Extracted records
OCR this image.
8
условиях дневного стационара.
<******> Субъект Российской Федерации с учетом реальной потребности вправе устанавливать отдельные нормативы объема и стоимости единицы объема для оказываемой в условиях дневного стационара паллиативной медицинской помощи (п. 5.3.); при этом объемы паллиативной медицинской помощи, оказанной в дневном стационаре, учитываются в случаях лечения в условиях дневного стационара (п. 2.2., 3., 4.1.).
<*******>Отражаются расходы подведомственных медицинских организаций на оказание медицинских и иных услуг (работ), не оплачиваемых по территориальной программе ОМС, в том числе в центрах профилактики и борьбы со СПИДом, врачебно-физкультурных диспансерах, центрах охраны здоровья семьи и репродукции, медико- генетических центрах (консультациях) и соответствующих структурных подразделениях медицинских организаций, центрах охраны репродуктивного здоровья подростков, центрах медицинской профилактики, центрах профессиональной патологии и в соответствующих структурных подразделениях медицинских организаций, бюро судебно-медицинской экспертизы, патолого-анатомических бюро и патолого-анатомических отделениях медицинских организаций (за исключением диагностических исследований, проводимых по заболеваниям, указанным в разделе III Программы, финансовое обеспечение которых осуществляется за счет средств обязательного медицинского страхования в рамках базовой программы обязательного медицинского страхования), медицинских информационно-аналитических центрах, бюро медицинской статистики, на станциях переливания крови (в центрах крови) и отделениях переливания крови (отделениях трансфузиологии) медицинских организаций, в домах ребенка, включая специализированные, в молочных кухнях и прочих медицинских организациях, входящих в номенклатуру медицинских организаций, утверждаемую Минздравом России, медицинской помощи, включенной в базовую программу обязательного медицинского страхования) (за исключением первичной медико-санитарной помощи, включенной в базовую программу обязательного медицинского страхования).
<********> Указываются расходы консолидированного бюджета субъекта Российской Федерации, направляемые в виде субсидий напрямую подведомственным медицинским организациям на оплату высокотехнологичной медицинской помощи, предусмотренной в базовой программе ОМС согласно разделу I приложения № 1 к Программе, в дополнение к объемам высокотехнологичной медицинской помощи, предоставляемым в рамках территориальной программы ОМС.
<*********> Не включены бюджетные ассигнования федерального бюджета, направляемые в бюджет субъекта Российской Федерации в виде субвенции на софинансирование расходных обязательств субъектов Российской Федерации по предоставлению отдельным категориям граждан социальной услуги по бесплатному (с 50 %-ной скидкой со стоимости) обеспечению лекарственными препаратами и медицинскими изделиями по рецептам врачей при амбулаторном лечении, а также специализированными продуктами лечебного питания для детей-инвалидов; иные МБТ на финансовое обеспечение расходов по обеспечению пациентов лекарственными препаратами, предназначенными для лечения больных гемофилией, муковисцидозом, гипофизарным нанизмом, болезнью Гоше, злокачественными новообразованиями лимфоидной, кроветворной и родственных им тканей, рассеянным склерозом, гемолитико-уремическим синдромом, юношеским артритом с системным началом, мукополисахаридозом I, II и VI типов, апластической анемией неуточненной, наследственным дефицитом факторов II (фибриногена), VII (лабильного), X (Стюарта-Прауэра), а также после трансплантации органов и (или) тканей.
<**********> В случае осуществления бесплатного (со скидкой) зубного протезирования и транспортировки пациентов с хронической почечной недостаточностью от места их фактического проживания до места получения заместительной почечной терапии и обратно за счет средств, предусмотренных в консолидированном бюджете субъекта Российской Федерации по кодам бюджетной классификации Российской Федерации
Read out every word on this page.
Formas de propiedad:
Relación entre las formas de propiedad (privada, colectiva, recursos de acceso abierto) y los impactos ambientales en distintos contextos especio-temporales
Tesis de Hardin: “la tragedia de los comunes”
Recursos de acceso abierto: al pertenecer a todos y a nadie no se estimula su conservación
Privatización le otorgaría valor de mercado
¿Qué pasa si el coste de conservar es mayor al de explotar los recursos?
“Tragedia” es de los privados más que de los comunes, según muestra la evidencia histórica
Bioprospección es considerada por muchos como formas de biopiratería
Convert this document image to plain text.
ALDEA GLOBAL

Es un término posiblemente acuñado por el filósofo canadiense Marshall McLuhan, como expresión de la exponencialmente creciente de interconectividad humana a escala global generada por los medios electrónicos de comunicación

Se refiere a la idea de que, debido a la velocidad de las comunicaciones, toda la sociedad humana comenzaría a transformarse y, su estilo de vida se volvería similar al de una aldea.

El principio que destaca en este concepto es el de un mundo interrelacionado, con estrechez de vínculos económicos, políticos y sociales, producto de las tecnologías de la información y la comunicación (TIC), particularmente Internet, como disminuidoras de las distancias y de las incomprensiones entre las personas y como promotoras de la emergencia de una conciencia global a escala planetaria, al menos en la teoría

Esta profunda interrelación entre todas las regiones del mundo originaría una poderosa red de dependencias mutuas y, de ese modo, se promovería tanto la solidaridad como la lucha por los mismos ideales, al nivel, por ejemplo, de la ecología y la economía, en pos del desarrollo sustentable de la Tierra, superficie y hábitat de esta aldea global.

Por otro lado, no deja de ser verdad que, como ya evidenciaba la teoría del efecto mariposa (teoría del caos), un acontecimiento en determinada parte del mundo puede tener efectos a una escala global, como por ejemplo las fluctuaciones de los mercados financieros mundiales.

### PROBLEM
All lines in the data that contain the word "условиях" should be copied.

### FULL RESPONSE
условиях дневного стационара.
<******> Субъект Российской Федерации с учетом реальной потребности вправе устанавливать отдельные нормативы объема и стоимости единицы объема для оказываемой в условиях дневного стационара паллиативной медицинской помощи (п. 5.3.); при этом объемы паллиативной медицинской помощи, оказанной в дневном стационаре, учитываются в случаях лечения в условиях дневного стационара (п. 2.2., 3., 4.1.).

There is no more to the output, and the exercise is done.